#### Quoted text:
__________________________________________________

I’m thinking about this because the Los Angeles Times, a few years late to the party, ran a front-page article yesterday on what is no longer as much of a novelty as some might imagine: Mixed-gender dorm rooms are gaining acceptance.
The number of colleges offering the option increases each year, though the total number of schools at which it is possible to room with someone of the other sex is still only about fifty. The Times profiles the situation at nearby Pitzer College (an institution to which I have seen a number of my best and brightest transfer over the years), and interviews students there and at my alma mater, Cal. (In the 1980s, the innovation at Berkeley was bathrooms shared by both sexes. After the first week, having women walk past men standing at urinals became old hat.)
What heartened me was the willingness of so many young people to separate the idea of close physical proximity from sexual intimacy. The assumption of an older generation, of course, is that the power of desire is so overwhelming that it makes uncomplicated friendship (or, simply, roommate-ship) impossible between two heterosexual young people of different genders. Read the comments after the Times story; lots of predictions of rape and distraction. The myth of male weakness raises its head in the thread over and over again.
The comment that caught my attention was this one from someone called “cmfreedom”: I guess “gender-neutral housing” means asexual. I worry for both of them that they aren’t tempted! Bold is mine.
What impressed me about the young people in the article is the same thing that depressed me about cmfreedom’s remark. Our dominant cultural narrative is the discourse of uncontrollable male sexual desire. We believe that men — particularly those of college-age — are so in thrall to raging hormones that they are constitutionally incapable of seeing women as anything other than sex objects. The peddlers of the discourse sneer contemptuously at those who insist that men are, in fact, are both quite capable of self-regulation and frequently not as sex-crazed as their elders believe. To claim for men the capacity to exercise control, to insist that young men do not all think about sex every seven (or sixteen, or thirty-five) seconds is to invite derision.

__________________________________________________

#### Extracted data:
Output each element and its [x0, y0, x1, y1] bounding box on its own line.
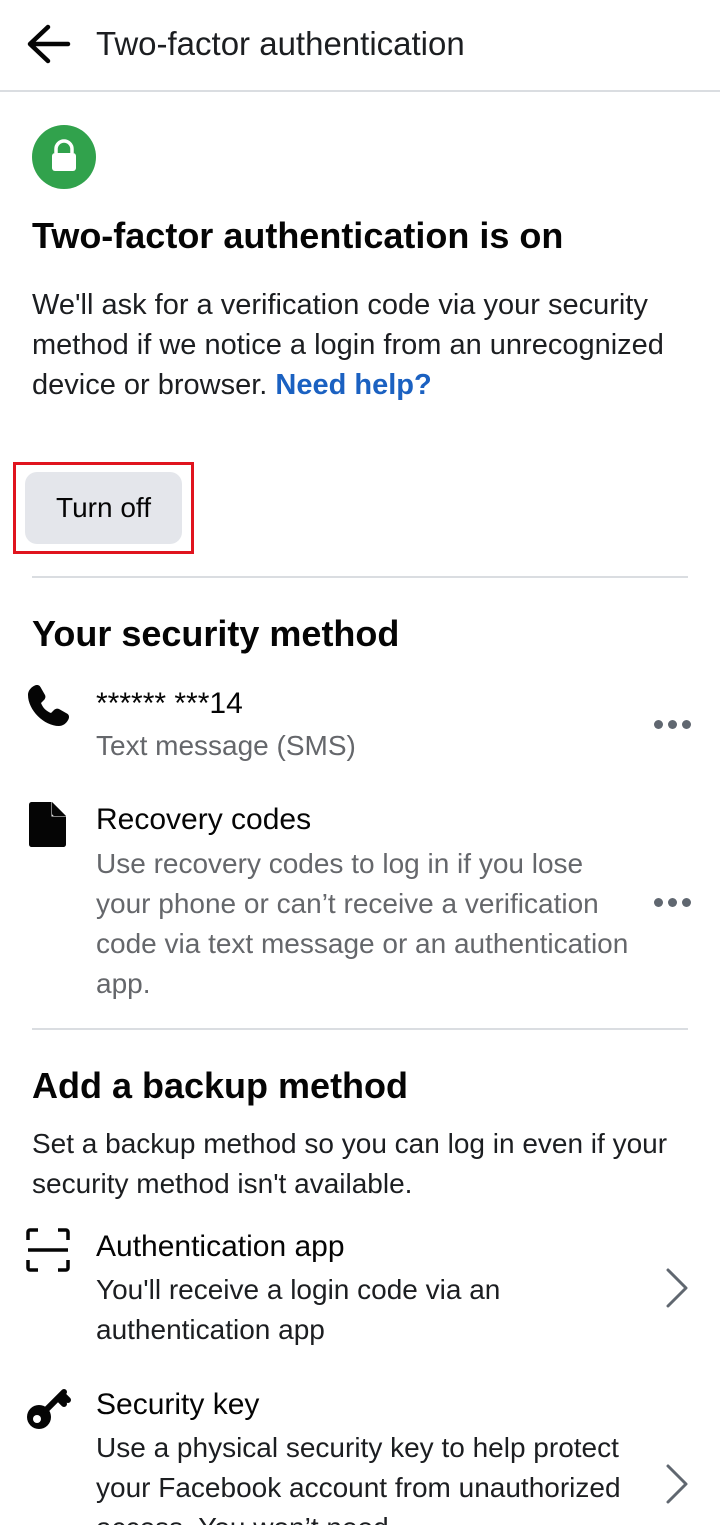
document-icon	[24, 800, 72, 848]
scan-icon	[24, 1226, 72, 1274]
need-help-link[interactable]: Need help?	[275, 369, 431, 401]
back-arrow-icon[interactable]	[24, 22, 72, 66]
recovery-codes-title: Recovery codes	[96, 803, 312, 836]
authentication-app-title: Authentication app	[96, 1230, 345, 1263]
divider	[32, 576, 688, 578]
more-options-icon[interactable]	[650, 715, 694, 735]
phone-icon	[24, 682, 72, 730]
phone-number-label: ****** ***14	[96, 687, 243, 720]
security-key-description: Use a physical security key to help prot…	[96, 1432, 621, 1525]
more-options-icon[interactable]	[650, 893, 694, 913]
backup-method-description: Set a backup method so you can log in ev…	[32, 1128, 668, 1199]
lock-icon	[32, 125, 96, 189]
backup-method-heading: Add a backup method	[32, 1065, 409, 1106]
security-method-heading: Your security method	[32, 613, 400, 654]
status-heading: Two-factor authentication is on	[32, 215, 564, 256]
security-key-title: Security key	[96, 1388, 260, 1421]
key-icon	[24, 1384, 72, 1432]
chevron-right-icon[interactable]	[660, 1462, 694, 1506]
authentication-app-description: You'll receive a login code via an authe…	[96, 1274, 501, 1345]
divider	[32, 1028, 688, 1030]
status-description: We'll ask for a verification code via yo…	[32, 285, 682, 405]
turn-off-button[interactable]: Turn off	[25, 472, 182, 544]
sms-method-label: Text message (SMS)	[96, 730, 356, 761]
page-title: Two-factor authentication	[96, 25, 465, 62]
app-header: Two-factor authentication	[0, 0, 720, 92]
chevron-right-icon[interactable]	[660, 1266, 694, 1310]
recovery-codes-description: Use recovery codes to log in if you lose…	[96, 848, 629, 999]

__________________________________________________

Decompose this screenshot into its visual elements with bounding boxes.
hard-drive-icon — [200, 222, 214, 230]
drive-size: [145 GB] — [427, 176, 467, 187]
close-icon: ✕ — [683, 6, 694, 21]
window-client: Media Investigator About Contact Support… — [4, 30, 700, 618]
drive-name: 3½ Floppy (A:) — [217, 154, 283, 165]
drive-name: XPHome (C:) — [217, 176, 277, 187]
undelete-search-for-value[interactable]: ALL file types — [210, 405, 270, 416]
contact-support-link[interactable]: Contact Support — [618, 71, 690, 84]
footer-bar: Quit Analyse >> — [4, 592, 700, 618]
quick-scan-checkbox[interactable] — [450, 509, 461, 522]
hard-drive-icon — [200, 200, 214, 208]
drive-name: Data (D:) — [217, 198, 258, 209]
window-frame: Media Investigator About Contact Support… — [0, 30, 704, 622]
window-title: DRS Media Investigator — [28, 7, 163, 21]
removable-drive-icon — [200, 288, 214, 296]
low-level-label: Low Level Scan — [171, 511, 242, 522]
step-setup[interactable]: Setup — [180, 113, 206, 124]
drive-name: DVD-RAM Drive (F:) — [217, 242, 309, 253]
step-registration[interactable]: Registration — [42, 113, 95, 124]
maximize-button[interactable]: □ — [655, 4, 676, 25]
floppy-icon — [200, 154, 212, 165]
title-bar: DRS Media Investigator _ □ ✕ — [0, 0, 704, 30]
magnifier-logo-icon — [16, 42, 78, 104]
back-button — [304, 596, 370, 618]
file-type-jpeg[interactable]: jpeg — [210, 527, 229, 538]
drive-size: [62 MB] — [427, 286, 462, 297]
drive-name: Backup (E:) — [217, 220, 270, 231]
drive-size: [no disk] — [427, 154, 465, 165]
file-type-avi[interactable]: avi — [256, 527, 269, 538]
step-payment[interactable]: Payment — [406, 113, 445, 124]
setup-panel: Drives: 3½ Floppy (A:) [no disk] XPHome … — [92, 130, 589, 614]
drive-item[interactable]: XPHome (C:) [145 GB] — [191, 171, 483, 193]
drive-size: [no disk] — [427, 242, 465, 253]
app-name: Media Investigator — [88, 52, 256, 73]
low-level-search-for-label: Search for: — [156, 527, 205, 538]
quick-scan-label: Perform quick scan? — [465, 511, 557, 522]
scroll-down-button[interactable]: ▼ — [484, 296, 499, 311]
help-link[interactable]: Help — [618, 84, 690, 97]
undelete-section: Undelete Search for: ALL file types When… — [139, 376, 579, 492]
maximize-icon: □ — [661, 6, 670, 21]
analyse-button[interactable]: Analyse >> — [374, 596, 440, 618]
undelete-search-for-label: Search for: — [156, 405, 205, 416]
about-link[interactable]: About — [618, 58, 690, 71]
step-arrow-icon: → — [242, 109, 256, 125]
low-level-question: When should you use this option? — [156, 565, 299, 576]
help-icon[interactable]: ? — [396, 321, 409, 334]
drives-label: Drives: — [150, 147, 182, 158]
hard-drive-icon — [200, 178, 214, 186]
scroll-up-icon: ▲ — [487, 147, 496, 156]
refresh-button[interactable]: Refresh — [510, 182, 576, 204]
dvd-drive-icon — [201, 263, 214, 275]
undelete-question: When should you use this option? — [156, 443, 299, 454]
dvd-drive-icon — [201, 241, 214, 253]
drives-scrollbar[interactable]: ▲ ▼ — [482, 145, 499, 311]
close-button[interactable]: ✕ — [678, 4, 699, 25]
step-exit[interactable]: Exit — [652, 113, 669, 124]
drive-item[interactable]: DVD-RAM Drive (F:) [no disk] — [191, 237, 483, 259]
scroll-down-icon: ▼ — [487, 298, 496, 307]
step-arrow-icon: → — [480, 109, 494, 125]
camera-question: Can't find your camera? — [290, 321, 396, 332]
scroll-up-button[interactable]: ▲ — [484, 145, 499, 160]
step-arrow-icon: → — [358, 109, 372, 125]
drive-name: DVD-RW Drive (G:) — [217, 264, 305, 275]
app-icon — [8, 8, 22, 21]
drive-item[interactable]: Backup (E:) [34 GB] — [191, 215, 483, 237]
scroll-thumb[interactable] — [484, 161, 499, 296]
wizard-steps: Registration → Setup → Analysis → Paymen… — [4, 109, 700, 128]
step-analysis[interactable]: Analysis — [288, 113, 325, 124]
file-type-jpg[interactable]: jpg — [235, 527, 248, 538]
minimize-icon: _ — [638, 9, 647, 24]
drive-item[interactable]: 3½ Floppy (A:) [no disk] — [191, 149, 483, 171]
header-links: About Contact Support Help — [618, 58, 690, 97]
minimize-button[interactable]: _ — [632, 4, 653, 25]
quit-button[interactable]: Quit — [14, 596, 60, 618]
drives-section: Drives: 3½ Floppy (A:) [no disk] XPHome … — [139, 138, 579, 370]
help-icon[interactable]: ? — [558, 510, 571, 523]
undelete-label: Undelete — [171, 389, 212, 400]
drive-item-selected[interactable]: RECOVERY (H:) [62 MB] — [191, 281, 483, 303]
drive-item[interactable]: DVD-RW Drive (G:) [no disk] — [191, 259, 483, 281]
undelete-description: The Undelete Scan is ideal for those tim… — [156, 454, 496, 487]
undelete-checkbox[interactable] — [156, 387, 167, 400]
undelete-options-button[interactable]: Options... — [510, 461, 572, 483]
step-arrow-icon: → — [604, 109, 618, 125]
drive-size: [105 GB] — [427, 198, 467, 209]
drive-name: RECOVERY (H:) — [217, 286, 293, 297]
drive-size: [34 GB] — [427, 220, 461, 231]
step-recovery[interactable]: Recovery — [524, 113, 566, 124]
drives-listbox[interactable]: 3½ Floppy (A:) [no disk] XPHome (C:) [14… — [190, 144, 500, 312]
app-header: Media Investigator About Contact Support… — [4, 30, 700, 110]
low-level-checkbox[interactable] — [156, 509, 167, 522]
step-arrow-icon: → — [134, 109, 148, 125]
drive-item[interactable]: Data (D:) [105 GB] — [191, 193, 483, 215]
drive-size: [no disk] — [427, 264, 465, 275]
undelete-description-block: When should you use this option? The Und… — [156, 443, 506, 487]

__________________________________________________

Name every number of seconds that the piece on mixed-gender dorm rooms gives as a claimed interval between young men's thoughts about sex.

Seven, sixteen, and thirty-five seconds.